Every record below is to be retyped exactly.
--------------------
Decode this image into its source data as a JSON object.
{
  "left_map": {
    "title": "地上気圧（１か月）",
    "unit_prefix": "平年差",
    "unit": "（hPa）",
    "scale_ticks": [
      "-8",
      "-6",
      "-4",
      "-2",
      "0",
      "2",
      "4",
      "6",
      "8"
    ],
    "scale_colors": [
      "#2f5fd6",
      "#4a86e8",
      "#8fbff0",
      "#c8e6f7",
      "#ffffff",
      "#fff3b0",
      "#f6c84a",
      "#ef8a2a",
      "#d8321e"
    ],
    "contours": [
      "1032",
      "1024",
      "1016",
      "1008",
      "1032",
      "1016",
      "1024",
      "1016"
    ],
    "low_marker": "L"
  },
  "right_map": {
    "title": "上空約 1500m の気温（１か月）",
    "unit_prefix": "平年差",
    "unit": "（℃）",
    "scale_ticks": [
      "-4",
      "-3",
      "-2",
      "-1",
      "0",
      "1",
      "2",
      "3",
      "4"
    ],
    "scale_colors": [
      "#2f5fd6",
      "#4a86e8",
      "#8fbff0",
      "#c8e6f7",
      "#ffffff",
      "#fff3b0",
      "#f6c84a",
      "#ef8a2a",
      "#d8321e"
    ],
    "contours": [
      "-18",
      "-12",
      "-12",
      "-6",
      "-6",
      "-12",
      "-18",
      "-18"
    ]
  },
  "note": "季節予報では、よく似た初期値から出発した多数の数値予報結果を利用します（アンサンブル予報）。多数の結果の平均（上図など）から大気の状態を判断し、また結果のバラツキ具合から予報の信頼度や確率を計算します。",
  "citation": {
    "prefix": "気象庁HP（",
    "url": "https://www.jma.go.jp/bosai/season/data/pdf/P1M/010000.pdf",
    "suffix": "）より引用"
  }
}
--------------------
THE RESPONSE.
Decode this image into its source data as a JSON object.
{
  "left_map": {
    "title": "地上気圧（１か月）",
    "unit_prefix": "平年差",
    "unit": "（hPa）",
    "scale_ticks": [
      "-8",
      "-6",
      "-4",
      "-2",
      "0",
      "2",
      "4",
      "6",
      "8"
    ],
    "scale_colors": [
      "#2f5fd6",
      "#4a86e8",
      "#8fbff0",
      "#c8e6f7",
      "#ffffff",
      "#fff3b0",
      "#f6c84a",
      "#ef8a2a",
      "#d8321e"
    ],
    "contours": [
      "1032",
      "1024",
      "1016",
      "1008",
      "1032",
      "1016",
      "1024",
      "1016"
    ],
    "low_marker": "L"
  },
  "right_map": {
    "title": "上空約 1500m の気温（１か月）",
    "unit_prefix": "平年差",
    "unit": "（℃）",
    "scale_ticks": [
      "-4",
      "-3",
      "-2",
      "-1",
      "0",
      "1",
      "2",
      "3",
      "4"
    ],
    "scale_colors": [
      "#2f5fd6",
      "#4a86e8",
      "#8fbff0",
      "#c8e6f7",
      "#ffffff",
      "#fff3b0",
      "#f6c84a",
      "#ef8a2a",
      "#d8321e"
    ],
    "contours": [
      "-18",
      "-12",
      "-12",
      "-6",
      "-6",
      "-12",
      "-18",
      "-18"
    ]
  },
  "note": "季節予報では、よく似た初期値から出発した多数の数値予報結果を利用します（アンサンブル予報）。多数の結果の平均（上図など）から大気の状態を判断し、また結果のバラツキ具合から予報の信頼度や確率を計算します。",
  "citation": {
    "prefix": "気象庁HP（",
    "url": "https://www.jma.go.jp/bosai/season/data/pdf/P1M/010000.pdf",
    "suffix": "）より引用"
  }
}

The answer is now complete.